_Excerpted text_
++++++++++++++++++++
[ih] Jon Postel's papers

Karl Auerbach karl at iwl.com
Sat Jul 19 20:17:06 PDT 2025


(Again, this may be a duplicate as I posted it first on from my personal 
email, which this list doesn't seem to like.)

Jon was indeed aiming high and with the best of motives and ethical values.

However, Jon was not skilled in the arts of law and corporate 
structure.  Relatively few people are.

I was working with (or it often seemed, against) Jon's lawyer as these 
series of drafts came out.

My lawyer neurons did not like what I was reading.  (I've set up or run 
multiple corporations so I kinda had a sense for where the land mines 
were.  Legal stuff can be like that - words that are simple and obvious 
to a common sense layman's ears can often be great beasts of burden, 
overloaded with all kinds of implications, when used in a legal context.)
++++++++++++++++++++
[Layout element annotations]
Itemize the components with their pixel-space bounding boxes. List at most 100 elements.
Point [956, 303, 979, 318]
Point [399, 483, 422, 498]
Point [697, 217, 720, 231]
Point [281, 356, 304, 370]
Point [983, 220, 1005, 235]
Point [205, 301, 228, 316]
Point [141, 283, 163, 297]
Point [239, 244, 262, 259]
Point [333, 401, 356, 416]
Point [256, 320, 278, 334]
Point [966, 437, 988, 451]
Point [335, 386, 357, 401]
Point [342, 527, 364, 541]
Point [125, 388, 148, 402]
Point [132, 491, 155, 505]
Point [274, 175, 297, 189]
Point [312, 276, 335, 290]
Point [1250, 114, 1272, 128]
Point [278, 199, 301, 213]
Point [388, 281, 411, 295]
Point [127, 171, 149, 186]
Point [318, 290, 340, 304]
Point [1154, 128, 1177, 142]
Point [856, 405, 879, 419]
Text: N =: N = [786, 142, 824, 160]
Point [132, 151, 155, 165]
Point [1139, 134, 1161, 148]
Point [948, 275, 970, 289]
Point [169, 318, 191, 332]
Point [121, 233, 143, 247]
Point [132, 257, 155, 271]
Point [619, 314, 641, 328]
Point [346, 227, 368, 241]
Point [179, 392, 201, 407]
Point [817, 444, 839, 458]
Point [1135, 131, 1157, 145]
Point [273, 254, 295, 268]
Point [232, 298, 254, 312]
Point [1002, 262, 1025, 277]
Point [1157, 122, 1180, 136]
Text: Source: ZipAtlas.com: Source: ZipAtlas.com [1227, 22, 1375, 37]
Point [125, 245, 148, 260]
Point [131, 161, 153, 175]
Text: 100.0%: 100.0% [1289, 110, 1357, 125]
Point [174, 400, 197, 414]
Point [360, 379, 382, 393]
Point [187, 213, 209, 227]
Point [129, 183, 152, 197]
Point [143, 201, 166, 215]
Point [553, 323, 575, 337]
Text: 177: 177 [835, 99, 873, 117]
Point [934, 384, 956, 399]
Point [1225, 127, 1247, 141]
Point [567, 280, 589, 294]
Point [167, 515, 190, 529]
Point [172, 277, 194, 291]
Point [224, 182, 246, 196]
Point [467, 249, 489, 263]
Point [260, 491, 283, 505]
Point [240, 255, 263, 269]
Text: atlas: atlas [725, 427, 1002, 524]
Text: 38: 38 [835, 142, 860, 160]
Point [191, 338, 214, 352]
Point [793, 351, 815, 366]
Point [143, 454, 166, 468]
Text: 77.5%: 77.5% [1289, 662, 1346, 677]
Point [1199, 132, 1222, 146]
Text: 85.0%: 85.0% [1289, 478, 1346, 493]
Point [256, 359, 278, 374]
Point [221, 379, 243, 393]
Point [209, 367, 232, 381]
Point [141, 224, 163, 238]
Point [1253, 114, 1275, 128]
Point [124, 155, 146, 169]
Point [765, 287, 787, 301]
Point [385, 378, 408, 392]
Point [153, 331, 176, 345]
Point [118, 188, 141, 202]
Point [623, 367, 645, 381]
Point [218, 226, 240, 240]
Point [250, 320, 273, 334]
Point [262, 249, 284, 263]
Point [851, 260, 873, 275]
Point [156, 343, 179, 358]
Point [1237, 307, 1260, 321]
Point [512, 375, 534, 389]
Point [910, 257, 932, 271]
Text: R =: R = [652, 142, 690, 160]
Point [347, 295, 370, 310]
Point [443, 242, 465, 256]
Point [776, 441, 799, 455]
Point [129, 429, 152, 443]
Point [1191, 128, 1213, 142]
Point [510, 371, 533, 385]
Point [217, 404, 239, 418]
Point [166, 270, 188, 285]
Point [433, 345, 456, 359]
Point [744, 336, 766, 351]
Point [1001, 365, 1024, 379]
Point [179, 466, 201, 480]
++++++++++++++++++++
_Exercise requirements_
- 1) According to the post about Jon Postel's papers, in what areas was Jon not skilled?
- 2) Reproduce the stretch of the post about Jon Postel's papers from "My lawyer neurons" through "a legal context.)".

_Full solutions_
- 1) The arts of law and corporate structure.

- 2)
My lawyer neurons did not like what I was reading.  (I've set up or run 
multiple corporations so I kinda had a sense for where the land mines 
were.  Legal stuff can be like that - words that are simple and obvious 
to a common sense layman's ears can often be great beasts of burden, 
overloaded with all kinds of implications, when used in a legal context.)